TASK GOAL
Quote the listing below in its entirety.

SUPPLIED MATERIAL
———

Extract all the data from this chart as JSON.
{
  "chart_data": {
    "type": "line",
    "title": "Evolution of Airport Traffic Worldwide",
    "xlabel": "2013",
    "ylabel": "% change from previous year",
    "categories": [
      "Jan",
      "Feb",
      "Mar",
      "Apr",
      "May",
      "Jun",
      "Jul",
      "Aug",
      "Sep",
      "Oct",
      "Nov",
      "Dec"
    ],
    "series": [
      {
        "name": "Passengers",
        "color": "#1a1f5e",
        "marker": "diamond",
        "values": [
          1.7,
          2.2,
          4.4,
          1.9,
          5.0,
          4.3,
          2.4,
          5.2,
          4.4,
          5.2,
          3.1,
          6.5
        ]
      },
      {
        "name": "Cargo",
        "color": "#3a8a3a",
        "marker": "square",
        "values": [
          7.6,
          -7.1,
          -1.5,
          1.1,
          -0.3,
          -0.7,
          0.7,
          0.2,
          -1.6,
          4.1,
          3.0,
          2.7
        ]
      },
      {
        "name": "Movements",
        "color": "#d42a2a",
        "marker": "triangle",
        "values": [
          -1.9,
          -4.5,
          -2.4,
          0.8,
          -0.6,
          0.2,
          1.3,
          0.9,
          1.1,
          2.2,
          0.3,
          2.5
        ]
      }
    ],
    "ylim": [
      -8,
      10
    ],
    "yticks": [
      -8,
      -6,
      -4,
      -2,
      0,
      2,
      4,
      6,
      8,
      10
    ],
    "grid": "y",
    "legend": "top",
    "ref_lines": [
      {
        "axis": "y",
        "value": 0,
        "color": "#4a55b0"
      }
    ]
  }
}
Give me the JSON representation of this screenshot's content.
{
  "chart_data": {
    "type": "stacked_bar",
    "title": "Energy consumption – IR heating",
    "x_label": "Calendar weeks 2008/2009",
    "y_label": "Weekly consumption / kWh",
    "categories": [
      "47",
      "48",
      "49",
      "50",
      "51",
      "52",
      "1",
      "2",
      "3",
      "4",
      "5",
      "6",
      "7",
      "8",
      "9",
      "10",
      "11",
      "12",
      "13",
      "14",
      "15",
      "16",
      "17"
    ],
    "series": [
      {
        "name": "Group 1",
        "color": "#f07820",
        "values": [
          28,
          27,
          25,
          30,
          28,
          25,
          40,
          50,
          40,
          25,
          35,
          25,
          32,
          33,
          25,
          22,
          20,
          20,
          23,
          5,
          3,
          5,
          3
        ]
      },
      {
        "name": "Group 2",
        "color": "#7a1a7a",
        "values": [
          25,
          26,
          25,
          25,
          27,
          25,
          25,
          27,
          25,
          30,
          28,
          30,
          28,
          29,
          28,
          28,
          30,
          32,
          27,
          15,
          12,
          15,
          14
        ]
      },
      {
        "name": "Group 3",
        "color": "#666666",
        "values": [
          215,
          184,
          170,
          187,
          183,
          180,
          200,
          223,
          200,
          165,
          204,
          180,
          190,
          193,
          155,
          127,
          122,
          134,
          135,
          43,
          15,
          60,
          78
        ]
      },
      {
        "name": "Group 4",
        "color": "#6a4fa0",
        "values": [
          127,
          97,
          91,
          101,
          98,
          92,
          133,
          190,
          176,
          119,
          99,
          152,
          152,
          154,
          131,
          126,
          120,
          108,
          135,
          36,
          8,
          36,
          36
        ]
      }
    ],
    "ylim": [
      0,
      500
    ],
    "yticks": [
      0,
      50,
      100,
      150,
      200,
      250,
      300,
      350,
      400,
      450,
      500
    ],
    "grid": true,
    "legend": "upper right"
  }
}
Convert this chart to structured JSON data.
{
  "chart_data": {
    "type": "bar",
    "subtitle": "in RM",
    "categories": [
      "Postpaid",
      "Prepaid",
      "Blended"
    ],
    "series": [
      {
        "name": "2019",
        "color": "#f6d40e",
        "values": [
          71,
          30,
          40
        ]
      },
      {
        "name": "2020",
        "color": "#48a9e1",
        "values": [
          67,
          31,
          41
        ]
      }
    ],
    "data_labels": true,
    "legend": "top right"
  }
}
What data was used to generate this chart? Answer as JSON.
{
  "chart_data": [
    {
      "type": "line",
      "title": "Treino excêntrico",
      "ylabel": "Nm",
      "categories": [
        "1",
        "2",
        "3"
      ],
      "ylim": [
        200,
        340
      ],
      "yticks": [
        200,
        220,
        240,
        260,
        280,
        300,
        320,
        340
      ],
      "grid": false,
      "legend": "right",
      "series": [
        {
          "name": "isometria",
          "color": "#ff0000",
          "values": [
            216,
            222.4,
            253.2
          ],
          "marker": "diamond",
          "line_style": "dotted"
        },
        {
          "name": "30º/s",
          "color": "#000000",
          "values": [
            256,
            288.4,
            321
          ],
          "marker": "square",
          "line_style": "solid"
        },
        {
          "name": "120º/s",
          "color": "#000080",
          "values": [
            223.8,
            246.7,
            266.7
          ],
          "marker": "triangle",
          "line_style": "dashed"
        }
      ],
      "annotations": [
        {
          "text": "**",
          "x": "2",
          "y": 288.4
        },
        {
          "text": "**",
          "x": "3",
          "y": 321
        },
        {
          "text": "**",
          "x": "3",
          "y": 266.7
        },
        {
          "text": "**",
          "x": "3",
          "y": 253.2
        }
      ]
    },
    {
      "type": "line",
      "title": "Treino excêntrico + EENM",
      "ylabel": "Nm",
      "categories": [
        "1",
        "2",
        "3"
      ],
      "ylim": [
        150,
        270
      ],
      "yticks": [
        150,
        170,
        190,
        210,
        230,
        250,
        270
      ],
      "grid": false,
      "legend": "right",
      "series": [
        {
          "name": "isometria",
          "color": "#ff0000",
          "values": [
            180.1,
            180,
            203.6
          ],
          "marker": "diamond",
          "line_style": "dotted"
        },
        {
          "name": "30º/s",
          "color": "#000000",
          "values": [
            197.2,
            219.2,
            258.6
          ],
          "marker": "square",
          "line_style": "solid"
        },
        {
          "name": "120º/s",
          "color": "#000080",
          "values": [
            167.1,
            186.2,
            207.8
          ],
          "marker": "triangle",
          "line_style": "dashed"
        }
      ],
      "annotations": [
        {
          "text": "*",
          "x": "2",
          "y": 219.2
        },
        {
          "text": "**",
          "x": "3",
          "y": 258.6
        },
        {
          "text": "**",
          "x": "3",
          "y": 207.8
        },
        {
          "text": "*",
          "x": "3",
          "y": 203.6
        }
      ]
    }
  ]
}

———

ANSWER TO THE EXERCISE
Extract all the data from this chart as JSON.
{
  "chart_data": {
    "type": "line",
    "title": "Evolution of Airport Traffic Worldwide",
    "xlabel": "2013",
    "ylabel": "% change from previous year",
    "categories": [
      "Jan",
      "Feb",
      "Mar",
      "Apr",
      "May",
      "Jun",
      "Jul",
      "Aug",
      "Sep",
      "Oct",
      "Nov",
      "Dec"
    ],
    "series": [
      {
        "name": "Passengers",
        "color": "#1a1f5e",
        "marker": "diamond",
        "values": [
          1.7,
          2.2,
          4.4,
          1.9,
          5.0,
          4.3,
          2.4,
          5.2,
          4.4,
          5.2,
          3.1,
          6.5
        ]
      },
      {
        "name": "Cargo",
        "color": "#3a8a3a",
        "marker": "square",
        "values": [
          7.6,
          -7.1,
          -1.5,
          1.1,
          -0.3,
          -0.7,
          0.7,
          0.2,
          -1.6,
          4.1,
          3.0,
          2.7
        ]
      },
      {
        "name": "Movements",
        "color": "#d42a2a",
        "marker": "triangle",
        "values": [
          -1.9,
          -4.5,
          -2.4,
          0.8,
          -0.6,
          0.2,
          1.3,
          0.9,
          1.1,
          2.2,
          0.3,
          2.5
        ]
      }
    ],
    "ylim": [
      -8,
      10
    ],
    "yticks": [
      -8,
      -6,
      -4,
      -2,
      0,
      2,
      4,
      6,
      8,
      10
    ],
    "grid": "y",
    "legend": "top",
    "ref_lines": [
      {
        "axis": "y",
        "value": 0,
        "color": "#4a55b0"
      }
    ]
  }
}
Give me the JSON representation of this screenshot's content.
{
  "chart_data": {
    "type": "stacked_bar",
    "title": "Energy consumption – IR heating",
    "x_label": "Calendar weeks 2008/2009",
    "y_label": "Weekly consumption / kWh",
    "categories": [
      "47",
      "48",
      "49",
      "50",
      "51",
      "52",
      "1",
      "2",
      "3",
      "4",
      "5",
      "6",
      "7",
      "8",
      "9",
      "10",
      "11",
      "12",
      "13",
      "14",
      "15",
      "16",
      "17"
    ],
    "series": [
      {
        "name": "Group 1",
        "color": "#f07820",
        "values": [
          28,
          27,
          25,
          30,
          28,
          25,
          40,
          50,
          40,
          25,
          35,
          25,
          32,
          33,
          25,
          22,
          20,
          20,
          23,
          5,
          3,
          5,
          3
        ]
      },
      {
        "name": "Group 2",
        "color": "#7a1a7a",
        "values": [
          25,
          26,
          25,
          25,
          27,
          25,
          25,
          27,
          25,
          30,
          28,
          30,
          28,
          29,
          28,
          28,
          30,
          32,
          27,
          15,
          12,
          15,
          14
        ]
      },
      {
        "name": "Group 3",
        "color": "#666666",
        "values": [
          215,
          184,
          170,
          187,
          183,
          180,
          200,
          223,
          200,
          165,
          204,
          180,
          190,
          193,
          155,
          127,
          122,
          134,
          135,
          43,
          15,
          60,
          78
        ]
      },
      {
        "name": "Group 4",
        "color": "#6a4fa0",
        "values": [
          127,
          97,
          91,
          101,
          98,
          92,
          133,
          190,
          176,
          119,
          99,
          152,
          152,
          154,
          131,
          126,
          120,
          108,
          135,
          36,
          8,
          36,
          36
        ]
      }
    ],
    "ylim": [
      0,
      500
    ],
    "yticks": [
      0,
      50,
      100,
      150,
      200,
      250,
      300,
      350,
      400,
      450,
      500
    ],
    "grid": true,
    "legend": "upper right"
  }
}
Convert this chart to structured JSON data.
{
  "chart_data": {
    "type": "bar",
    "subtitle": "in RM",
    "categories": [
      "Postpaid",
      "Prepaid",
      "Blended"
    ],
    "series": [
      {
        "name": "2019",
        "color": "#f6d40e",
        "values": [
          71,
          30,
          40
        ]
      },
      {
        "name": "2020",
        "color": "#48a9e1",
        "values": [
          67,
          31,
          41
        ]
      }
    ],
    "data_labels": true,
    "legend": "top right"
  }
}
What data was used to generate this chart? Answer as JSON.
{
  "chart_data": [
    {
      "type": "line",
      "title": "Treino excêntrico",
      "ylabel": "Nm",
      "categories": [
        "1",
        "2",
        "3"
      ],
      "ylim": [
        200,
        340
      ],
      "yticks": [
        200,
        220,
        240,
        260,
        280,
        300,
        320,
        340
      ],
      "grid": false,
      "legend": "right",
      "series": [
        {
          "name": "isometria",
          "color": "#ff0000",
          "values": [
            216,
            222.4,
            253.2
          ],
          "marker": "diamond",
          "line_style": "dotted"
        },
        {
          "name": "30º/s",
          "color": "#000000",
          "values": [
            256,
            288.4,
            321
          ],
          "marker": "square",
          "line_style": "solid"
        },
        {
          "name": "120º/s",
          "color": "#000080",
          "values": [
            223.8,
            246.7,
            266.7
          ],
          "marker": "triangle",
          "line_style": "dashed"
        }
      ],
      "annotations": [
        {
          "text": "**",
          "x": "2",
          "y": 288.4
        },
        {
          "text": "**",
          "x": "3",
          "y": 321
        },
        {
          "text": "**",
          "x": "3",
          "y": 266.7
        },
        {
          "text": "**",
          "x": "3",
          "y": 253.2
        }
      ]
    },
    {
      "type": "line",
      "title": "Treino excêntrico + EENM",
      "ylabel": "Nm",
      "categories": [
        "1",
        "2",
        "3"
      ],
      "ylim": [
        150,
        270
      ],
      "yticks": [
        150,
        170,
        190,
        210,
        230,
        250,
        270
      ],
      "grid": false,
      "legend": "right",
      "series": [
        {
          "name": "isometria",
          "color": "#ff0000",
          "values": [
            180.1,
            180,
            203.6
          ],
          "marker": "diamond",
          "line_style": "dotted"
        },
        {
          "name": "30º/s",
          "color": "#000000",
          "values": [
            197.2,
            219.2,
            258.6
          ],
          "marker": "square",
          "line_style": "solid"
        },
        {
          "name": "120º/s",
          "color": "#000080",
          "values": [
            167.1,
            186.2,
            207.8
          ],
          "marker": "triangle",
          "line_style": "dashed"
        }
      ],
      "annotations": [
        {
          "text": "*",
          "x": "2",
          "y": 219.2
        },
        {
          "text": "**",
          "x": "3",
          "y": 258.6
        },
        {
          "text": "**",
          "x": "3",
          "y": 207.8
        },
        {
          "text": "*",
          "x": "3",
          "y": 203.6
        }
      ]
    }
  ]
}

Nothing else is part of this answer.